• Given exercise
Return all of the data exactly as given.

===== Supplied records

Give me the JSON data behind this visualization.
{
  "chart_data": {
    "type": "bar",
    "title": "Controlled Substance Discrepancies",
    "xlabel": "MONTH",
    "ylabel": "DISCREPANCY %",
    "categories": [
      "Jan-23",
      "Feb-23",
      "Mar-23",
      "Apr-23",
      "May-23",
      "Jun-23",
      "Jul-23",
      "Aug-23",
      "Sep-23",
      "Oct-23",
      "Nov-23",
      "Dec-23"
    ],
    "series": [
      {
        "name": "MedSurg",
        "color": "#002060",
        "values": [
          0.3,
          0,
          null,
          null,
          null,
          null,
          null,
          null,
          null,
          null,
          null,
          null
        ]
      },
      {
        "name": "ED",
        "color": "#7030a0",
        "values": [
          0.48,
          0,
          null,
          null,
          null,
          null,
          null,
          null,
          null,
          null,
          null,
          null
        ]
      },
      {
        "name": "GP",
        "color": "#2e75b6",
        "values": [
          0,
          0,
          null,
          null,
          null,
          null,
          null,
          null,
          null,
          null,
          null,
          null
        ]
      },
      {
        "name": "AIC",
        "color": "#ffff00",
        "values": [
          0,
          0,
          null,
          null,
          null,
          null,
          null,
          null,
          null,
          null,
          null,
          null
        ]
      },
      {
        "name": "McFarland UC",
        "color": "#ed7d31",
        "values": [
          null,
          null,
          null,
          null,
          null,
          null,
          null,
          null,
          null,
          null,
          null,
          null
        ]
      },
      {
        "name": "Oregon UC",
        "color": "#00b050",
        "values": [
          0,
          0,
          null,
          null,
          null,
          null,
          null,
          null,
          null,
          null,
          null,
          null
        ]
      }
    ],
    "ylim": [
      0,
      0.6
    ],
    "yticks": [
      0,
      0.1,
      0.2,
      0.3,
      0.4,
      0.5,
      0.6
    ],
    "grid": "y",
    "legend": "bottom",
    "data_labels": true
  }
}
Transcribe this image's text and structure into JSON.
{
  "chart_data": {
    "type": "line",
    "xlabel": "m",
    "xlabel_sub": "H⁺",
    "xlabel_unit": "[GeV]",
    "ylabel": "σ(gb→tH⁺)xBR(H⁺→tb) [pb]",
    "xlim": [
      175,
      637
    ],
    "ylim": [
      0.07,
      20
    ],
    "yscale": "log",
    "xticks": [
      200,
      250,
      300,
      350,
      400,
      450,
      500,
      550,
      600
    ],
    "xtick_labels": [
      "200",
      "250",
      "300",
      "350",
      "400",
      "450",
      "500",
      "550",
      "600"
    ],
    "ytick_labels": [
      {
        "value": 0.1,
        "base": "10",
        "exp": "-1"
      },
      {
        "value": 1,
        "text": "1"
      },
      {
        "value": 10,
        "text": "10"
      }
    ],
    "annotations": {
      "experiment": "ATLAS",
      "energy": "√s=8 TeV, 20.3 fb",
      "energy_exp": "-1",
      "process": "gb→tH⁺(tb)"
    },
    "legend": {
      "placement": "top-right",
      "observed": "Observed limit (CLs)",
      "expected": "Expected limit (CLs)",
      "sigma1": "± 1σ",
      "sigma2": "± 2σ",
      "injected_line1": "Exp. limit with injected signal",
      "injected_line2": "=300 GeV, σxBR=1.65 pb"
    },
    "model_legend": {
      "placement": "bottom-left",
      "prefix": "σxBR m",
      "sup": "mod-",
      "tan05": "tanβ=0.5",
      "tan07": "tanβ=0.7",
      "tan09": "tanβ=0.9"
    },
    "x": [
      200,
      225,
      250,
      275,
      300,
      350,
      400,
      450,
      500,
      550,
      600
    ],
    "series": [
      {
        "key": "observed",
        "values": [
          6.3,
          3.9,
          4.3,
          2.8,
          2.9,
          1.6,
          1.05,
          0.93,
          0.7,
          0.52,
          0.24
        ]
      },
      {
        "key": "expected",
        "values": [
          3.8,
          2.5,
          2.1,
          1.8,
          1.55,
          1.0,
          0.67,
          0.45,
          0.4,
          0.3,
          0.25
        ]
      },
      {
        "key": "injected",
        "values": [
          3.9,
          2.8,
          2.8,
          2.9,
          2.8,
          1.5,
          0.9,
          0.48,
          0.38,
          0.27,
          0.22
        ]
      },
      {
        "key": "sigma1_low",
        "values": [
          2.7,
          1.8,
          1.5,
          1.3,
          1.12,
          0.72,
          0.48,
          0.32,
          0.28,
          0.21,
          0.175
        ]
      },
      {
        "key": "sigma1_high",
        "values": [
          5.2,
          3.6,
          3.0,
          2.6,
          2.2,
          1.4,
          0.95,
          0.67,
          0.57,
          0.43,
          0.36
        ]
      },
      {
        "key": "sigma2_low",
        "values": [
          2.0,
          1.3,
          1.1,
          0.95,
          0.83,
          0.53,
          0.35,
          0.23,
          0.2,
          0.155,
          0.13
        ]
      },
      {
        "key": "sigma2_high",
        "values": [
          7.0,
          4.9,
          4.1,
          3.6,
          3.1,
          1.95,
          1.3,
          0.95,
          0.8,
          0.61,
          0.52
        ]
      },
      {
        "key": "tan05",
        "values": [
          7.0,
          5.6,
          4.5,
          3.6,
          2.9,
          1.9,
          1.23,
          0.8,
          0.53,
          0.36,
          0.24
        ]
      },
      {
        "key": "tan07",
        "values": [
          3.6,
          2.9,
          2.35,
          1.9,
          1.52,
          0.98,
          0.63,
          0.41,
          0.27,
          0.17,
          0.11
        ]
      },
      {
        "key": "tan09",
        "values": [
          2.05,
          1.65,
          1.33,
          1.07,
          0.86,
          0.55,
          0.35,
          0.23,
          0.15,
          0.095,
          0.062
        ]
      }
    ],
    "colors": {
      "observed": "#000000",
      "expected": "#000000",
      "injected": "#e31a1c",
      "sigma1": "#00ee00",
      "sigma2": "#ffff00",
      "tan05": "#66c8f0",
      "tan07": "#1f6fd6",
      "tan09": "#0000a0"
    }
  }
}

==========

• The output
Give me the JSON data behind this visualization.
{
  "chart_data": {
    "type": "bar",
    "title": "Controlled Substance Discrepancies",
    "xlabel": "MONTH",
    "ylabel": "DISCREPANCY %",
    "categories": [
      "Jan-23",
      "Feb-23",
      "Mar-23",
      "Apr-23",
      "May-23",
      "Jun-23",
      "Jul-23",
      "Aug-23",
      "Sep-23",
      "Oct-23",
      "Nov-23",
      "Dec-23"
    ],
    "series": [
      {
        "name": "MedSurg",
        "color": "#002060",
        "values": [
          0.3,
          0,
          null,
          null,
          null,
          null,
          null,
          null,
          null,
          null,
          null,
          null
        ]
      },
      {
        "name": "ED",
        "color": "#7030a0",
        "values": [
          0.48,
          0,
          null,
          null,
          null,
          null,
          null,
          null,
          null,
          null,
          null,
          null
        ]
      },
      {
        "name": "GP",
        "color": "#2e75b6",
        "values": [
          0,
          0,
          null,
          null,
          null,
          null,
          null,
          null,
          null,
          null,
          null,
          null
        ]
      },
      {
        "name": "AIC",
        "color": "#ffff00",
        "values": [
          0,
          0,
          null,
          null,
          null,
          null,
          null,
          null,
          null,
          null,
          null,
          null
        ]
      },
      {
        "name": "McFarland UC",
        "color": "#ed7d31",
        "values": [
          null,
          null,
          null,
          null,
          null,
          null,
          null,
          null,
          null,
          null,
          null,
          null
        ]
      },
      {
        "name": "Oregon UC",
        "color": "#00b050",
        "values": [
          0,
          0,
          null,
          null,
          null,
          null,
          null,
          null,
          null,
          null,
          null,
          null
        ]
      }
    ],
    "ylim": [
      0,
      0.6
    ],
    "yticks": [
      0,
      0.1,
      0.2,
      0.3,
      0.4,
      0.5,
      0.6
    ],
    "grid": "y",
    "legend": "bottom",
    "data_labels": true
  }
}
Transcribe this image's text and structure into JSON.
{
  "chart_data": {
    "type": "line",
    "xlabel": "m",
    "xlabel_sub": "H⁺",
    "xlabel_unit": "[GeV]",
    "ylabel": "σ(gb→tH⁺)xBR(H⁺→tb) [pb]",
    "xlim": [
      175,
      637
    ],
    "ylim": [
      0.07,
      20
    ],
    "yscale": "log",
    "xticks": [
      200,
      250,
      300,
      350,
      400,
      450,
      500,
      550,
      600
    ],
    "xtick_labels": [
      "200",
      "250",
      "300",
      "350",
      "400",
      "450",
      "500",
      "550",
      "600"
    ],
    "ytick_labels": [
      {
        "value": 0.1,
        "base": "10",
        "exp": "-1"
      },
      {
        "value": 1,
        "text": "1"
      },
      {
        "value": 10,
        "text": "10"
      }
    ],
    "annotations": {
      "experiment": "ATLAS",
      "energy": "√s=8 TeV, 20.3 fb",
      "energy_exp": "-1",
      "process": "gb→tH⁺(tb)"
    },
    "legend": {
      "placement": "top-right",
      "observed": "Observed limit (CLs)",
      "expected": "Expected limit (CLs)",
      "sigma1": "± 1σ",
      "sigma2": "± 2σ",
      "injected_line1": "Exp. limit with injected signal",
      "injected_line2": "=300 GeV, σxBR=1.65 pb"
    },
    "model_legend": {
      "placement": "bottom-left",
      "prefix": "σxBR m",
      "sup": "mod-",
      "tan05": "tanβ=0.5",
      "tan07": "tanβ=0.7",
      "tan09": "tanβ=0.9"
    },
    "x": [
      200,
      225,
      250,
      275,
      300,
      350,
      400,
      450,
      500,
      550,
      600
    ],
    "series": [
      {
        "key": "observed",
        "values": [
          6.3,
          3.9,
          4.3,
          2.8,
          2.9,
          1.6,
          1.05,
          0.93,
          0.7,
          0.52,
          0.24
        ]
      },
      {
        "key": "expected",
        "values": [
          3.8,
          2.5,
          2.1,
          1.8,
          1.55,
          1.0,
          0.67,
          0.45,
          0.4,
          0.3,
          0.25
        ]
      },
      {
        "key": "injected",
        "values": [
          3.9,
          2.8,
          2.8,
          2.9,
          2.8,
          1.5,
          0.9,
          0.48,
          0.38,
          0.27,
          0.22
        ]
      },
      {
        "key": "sigma1_low",
        "values": [
          2.7,
          1.8,
          1.5,
          1.3,
          1.12,
          0.72,
          0.48,
          0.32,
          0.28,
          0.21,
          0.175
        ]
      },
      {
        "key": "sigma1_high",
        "values": [
          5.2,
          3.6,
          3.0,
          2.6,
          2.2,
          1.4,
          0.95,
          0.67,
          0.57,
          0.43,
          0.36
        ]
      },
      {
        "key": "sigma2_low",
        "values": [
          2.0,
          1.3,
          1.1,
          0.95,
          0.83,
          0.53,
          0.35,
          0.23,
          0.2,
          0.155,
          0.13
        ]
      },
      {
        "key": "sigma2_high",
        "values": [
          7.0,
          4.9,
          4.1,
          3.6,
          3.1,
          1.95,
          1.3,
          0.95,
          0.8,
          0.61,
          0.52
        ]
      },
      {
        "key": "tan05",
        "values": [
          7.0,
          5.6,
          4.5,
          3.6,
          2.9,
          1.9,
          1.23,
          0.8,
          0.53,
          0.36,
          0.24
        ]
      },
      {
        "key": "tan07",
        "values": [
          3.6,
          2.9,
          2.35,
          1.9,
          1.52,
          0.98,
          0.63,
          0.41,
          0.27,
          0.17,
          0.11
        ]
      },
      {
        "key": "tan09",
        "values": [
          2.05,
          1.65,
          1.33,
          1.07,
          0.86,
          0.55,
          0.35,
          0.23,
          0.15,
          0.095,
          0.062
        ]
      }
    ],
    "colors": {
      "observed": "#000000",
      "expected": "#000000",
      "injected": "#e31a1c",
      "sigma1": "#00ee00",
      "sigma2": "#ffff00",
      "tan05": "#66c8f0",
      "tan07": "#1f6fd6",
      "tan09": "#0000a0"
    }
  }
}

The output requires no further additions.